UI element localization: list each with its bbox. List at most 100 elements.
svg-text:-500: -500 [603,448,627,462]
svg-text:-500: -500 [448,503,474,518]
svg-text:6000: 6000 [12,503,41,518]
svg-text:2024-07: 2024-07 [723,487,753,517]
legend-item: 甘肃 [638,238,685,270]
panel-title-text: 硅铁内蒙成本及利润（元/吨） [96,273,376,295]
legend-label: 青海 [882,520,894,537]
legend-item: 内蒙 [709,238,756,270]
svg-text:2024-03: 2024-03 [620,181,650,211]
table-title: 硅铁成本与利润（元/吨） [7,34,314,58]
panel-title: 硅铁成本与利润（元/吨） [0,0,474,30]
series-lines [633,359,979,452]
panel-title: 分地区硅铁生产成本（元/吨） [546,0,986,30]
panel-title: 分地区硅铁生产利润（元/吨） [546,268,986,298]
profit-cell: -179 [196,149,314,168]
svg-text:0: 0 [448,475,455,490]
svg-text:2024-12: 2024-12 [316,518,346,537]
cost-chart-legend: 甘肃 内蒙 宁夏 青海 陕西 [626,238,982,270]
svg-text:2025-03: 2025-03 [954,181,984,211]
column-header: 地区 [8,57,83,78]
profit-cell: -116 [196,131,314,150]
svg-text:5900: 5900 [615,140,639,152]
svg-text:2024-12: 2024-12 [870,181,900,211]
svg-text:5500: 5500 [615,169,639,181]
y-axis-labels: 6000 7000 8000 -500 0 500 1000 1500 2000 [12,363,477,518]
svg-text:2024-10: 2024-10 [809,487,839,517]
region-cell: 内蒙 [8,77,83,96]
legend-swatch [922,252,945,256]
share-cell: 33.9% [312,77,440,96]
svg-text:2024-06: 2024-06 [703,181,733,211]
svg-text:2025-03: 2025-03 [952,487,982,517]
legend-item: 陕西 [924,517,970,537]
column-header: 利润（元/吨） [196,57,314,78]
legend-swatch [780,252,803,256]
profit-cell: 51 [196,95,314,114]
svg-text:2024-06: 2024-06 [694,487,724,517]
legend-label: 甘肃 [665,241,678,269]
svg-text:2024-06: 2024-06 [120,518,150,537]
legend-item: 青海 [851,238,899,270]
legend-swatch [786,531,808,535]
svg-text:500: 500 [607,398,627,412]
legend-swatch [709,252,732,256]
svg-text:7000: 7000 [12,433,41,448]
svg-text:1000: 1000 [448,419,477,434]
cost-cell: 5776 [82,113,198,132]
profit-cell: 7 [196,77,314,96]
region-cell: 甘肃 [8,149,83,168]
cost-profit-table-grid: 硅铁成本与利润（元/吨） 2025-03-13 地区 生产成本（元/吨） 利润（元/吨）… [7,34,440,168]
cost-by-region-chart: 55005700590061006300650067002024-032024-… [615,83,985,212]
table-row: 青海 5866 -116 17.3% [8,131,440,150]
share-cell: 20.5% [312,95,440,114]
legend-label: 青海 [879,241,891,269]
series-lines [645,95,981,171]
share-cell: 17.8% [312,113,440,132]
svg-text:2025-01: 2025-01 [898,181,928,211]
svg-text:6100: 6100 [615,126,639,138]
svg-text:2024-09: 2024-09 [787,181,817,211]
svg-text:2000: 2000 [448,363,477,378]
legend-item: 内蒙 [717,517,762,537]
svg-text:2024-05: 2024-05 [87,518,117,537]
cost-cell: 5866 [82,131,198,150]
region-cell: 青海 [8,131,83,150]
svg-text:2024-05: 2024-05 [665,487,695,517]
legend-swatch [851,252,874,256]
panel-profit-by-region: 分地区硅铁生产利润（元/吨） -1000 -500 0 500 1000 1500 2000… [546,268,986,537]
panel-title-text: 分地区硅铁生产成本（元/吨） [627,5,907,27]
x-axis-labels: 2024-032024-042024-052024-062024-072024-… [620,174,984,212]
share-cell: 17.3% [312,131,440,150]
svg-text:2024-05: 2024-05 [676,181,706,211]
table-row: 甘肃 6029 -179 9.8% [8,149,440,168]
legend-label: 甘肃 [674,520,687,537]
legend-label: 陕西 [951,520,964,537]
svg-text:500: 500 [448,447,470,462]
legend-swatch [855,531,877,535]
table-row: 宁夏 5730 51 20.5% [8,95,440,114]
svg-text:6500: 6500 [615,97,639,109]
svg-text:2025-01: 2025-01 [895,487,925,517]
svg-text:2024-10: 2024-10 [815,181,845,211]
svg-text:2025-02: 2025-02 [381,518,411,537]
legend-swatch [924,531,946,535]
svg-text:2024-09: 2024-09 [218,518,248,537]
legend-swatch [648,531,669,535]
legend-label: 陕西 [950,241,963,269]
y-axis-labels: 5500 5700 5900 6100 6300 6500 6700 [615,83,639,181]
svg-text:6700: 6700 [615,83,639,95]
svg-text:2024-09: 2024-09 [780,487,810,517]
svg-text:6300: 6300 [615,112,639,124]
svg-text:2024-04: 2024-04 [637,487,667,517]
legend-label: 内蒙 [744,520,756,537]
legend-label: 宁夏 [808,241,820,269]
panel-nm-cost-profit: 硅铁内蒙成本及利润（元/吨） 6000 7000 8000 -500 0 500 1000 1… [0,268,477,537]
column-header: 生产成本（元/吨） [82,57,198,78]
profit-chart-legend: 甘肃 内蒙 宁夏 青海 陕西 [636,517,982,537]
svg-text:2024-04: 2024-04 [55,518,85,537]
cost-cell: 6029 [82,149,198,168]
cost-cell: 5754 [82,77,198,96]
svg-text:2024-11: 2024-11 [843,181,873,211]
----------
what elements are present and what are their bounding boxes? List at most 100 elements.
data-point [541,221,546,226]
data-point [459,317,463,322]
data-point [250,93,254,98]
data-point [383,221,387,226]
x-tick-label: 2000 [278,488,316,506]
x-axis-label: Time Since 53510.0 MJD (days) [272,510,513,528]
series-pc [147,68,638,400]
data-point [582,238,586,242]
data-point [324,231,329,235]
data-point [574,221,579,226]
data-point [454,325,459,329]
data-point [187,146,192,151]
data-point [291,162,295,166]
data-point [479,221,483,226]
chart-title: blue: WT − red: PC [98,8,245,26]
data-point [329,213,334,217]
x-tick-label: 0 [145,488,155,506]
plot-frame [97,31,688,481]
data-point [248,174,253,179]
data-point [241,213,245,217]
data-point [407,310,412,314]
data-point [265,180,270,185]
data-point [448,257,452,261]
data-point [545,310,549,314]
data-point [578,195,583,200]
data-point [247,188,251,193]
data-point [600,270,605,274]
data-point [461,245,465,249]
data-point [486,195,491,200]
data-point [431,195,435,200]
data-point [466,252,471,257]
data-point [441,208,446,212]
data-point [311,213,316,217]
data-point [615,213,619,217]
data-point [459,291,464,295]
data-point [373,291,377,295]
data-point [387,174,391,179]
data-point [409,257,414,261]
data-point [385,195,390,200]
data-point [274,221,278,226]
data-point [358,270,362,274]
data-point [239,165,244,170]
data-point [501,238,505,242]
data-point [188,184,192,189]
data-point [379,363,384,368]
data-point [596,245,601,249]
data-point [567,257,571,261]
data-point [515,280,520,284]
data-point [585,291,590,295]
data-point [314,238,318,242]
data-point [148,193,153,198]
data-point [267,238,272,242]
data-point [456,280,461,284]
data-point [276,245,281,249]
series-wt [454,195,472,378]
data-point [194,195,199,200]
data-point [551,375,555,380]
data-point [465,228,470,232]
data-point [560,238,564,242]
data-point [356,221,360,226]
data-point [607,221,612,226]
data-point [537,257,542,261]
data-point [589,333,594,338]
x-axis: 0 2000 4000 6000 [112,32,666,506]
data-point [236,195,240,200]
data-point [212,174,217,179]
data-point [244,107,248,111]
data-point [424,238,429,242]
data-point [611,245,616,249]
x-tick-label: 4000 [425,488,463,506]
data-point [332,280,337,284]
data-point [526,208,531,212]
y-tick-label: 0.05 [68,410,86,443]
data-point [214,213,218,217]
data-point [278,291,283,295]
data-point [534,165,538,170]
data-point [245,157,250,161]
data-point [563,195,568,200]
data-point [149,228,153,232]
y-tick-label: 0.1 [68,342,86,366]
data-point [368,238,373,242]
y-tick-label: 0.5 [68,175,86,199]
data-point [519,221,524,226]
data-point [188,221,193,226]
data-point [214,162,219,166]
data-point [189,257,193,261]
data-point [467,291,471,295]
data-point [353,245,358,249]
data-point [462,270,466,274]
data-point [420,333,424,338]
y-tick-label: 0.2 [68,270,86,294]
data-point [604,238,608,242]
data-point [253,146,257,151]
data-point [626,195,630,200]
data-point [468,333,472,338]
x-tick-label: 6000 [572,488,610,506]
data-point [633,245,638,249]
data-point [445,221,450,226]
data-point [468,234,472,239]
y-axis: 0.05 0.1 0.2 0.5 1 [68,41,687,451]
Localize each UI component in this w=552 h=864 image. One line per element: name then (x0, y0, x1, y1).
----------
Count how many lines in the records above contain the string "分地区硅铁生产成本", matching case exactly. Give only the number.

- _SOLUTION BELOW_:
2